● **REQUIREMENT**
Look for "color" in the listing below. Gather each line that contains it.

────────────────────

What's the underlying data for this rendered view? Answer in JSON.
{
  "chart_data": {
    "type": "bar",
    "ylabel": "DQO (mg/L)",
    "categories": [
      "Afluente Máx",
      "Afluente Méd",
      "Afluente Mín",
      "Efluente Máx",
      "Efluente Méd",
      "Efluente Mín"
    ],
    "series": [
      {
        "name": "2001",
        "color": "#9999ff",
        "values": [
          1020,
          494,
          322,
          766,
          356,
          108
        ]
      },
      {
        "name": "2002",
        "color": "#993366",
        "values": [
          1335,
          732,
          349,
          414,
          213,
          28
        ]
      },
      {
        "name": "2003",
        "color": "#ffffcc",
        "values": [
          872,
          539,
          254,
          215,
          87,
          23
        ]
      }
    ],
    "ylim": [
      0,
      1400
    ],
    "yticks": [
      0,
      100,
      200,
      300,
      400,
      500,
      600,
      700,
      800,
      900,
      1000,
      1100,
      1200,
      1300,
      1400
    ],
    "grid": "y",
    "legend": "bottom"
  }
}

────────────────────

● **FINAL ANSWER**
        "color": "#9999ff",
        "color": "#993366",
        "color": "#ffffcc",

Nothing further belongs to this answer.